Exercise: Write out all of the entries that follow, word for word, but skip the pictures.

Data records:
## begin

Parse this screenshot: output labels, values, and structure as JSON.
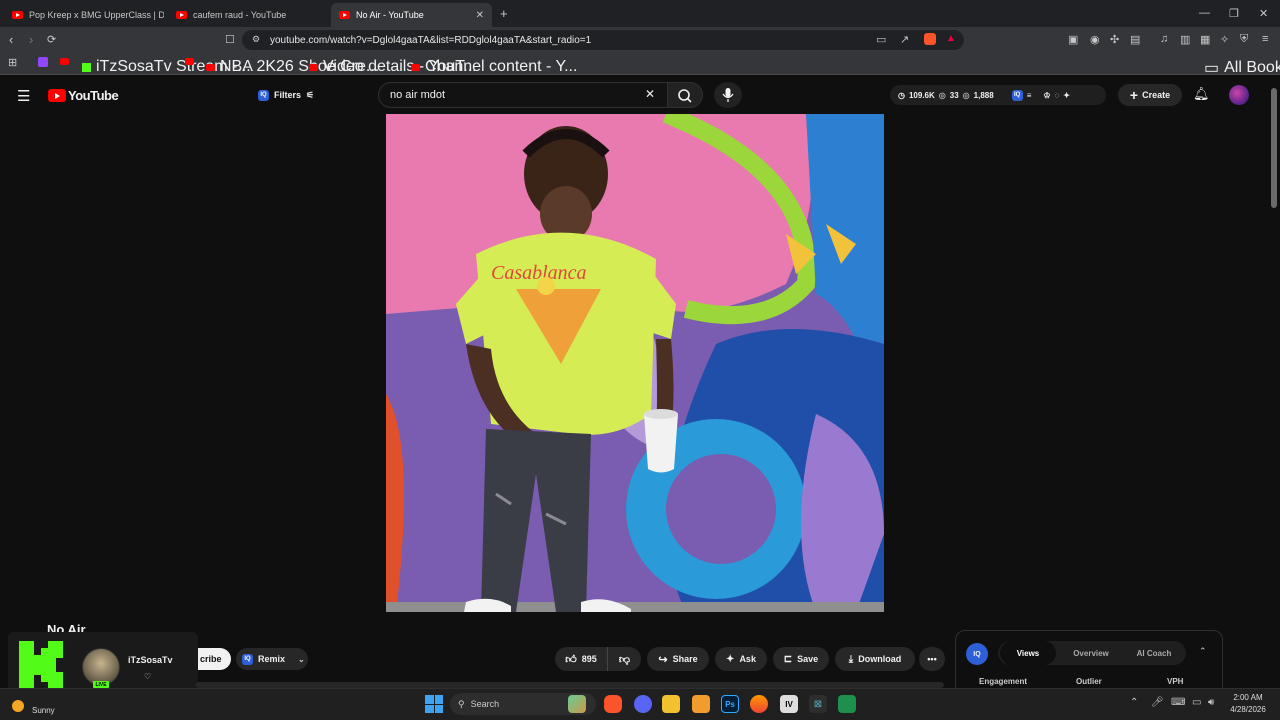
{
  "browser": {
    "tabs": [
      {
        "title": "Pop Kreep x BMG UpperClass | Drill M"
      },
      {
        "title": "caufem raud - YouTube"
      },
      {
        "title": "No Air - YouTube"
      }
    ],
    "url": "youtube.com/watch?v=Dglol4gaaTA&list=RDDglol4gaaTA&start_radio=1",
    "bookmarks": [
      {
        "label": "iTzSosaTv Stream -..."
      },
      {
        "label": "NBA 2K26 Shoe Cre..."
      },
      {
        "label": "Video details - YouT..."
      },
      {
        "label": "Channel content - Y..."
      }
    ],
    "all_bookmarks": "All Bookmarks"
  },
  "youtube": {
    "logo": "YouTube",
    "filters_label": "Filters",
    "search_value": "no air mdot",
    "stats": {
      "views": "109.6K",
      "count2": "33",
      "count3": "1,888"
    },
    "create_label": "Create"
  },
  "video": {
    "title": "No Air",
    "channel": "iTzSosaTv",
    "subscribe_label": "cribe",
    "remix_label": "Remix",
    "live_badge": "LIVE",
    "likes": "895",
    "share_label": "Share",
    "ask_label": "Ask",
    "save_label": "Save",
    "download_label": "Download"
  },
  "vidiq": {
    "tabs": [
      "Views",
      "Overview",
      "AI Coach"
    ],
    "columns": [
      "Engagement",
      "Outlier",
      "VPH"
    ]
  },
  "taskbar": {
    "weather": "Sunny",
    "search_label": "Search",
    "time": "2:00 AM",
    "date": "4/28/2026"
  },
  "colors": {
    "accent": "#ff0000",
    "kick": "#53fc18",
    "vidiq": "#2f5fd6"
  }
}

## end

Response for this exercise:
Parse this screenshot: output labels, values, and structure as JSON.
{
  "browser": {
    "tabs": [
      {
        "title": "Pop Kreep x BMG UpperClass | Drill M"
      },
      {
        "title": "caufem raud - YouTube"
      },
      {
        "title": "No Air - YouTube"
      }
    ],
    "url": "youtube.com/watch?v=Dglol4gaaTA&list=RDDglol4gaaTA&start_radio=1",
    "bookmarks": [
      {
        "label": "iTzSosaTv Stream -..."
      },
      {
        "label": "NBA 2K26 Shoe Cre..."
      },
      {
        "label": "Video details - YouT..."
      },
      {
        "label": "Channel content - Y..."
      }
    ],
    "all_bookmarks": "All Bookmarks"
  },
  "youtube": {
    "logo": "YouTube",
    "filters_label": "Filters",
    "search_value": "no air mdot",
    "stats": {
      "views": "109.6K",
      "count2": "33",
      "count3": "1,888"
    },
    "create_label": "Create"
  },
  "video": {
    "title": "No Air",
    "channel": "iTzSosaTv",
    "subscribe_label": "cribe",
    "remix_label": "Remix",
    "live_badge": "LIVE",
    "likes": "895",
    "share_label": "Share",
    "ask_label": "Ask",
    "save_label": "Save",
    "download_label": "Download"
  },
  "vidiq": {
    "tabs": [
      "Views",
      "Overview",
      "AI Coach"
    ],
    "columns": [
      "Engagement",
      "Outlier",
      "VPH"
    ]
  },
  "taskbar": {
    "weather": "Sunny",
    "search_label": "Search",
    "time": "2:00 AM",
    "date": "4/28/2026"
  },
  "colors": {
    "accent": "#ff0000",
    "kick": "#53fc18",
    "vidiq": "#2f5fd6"
  }
}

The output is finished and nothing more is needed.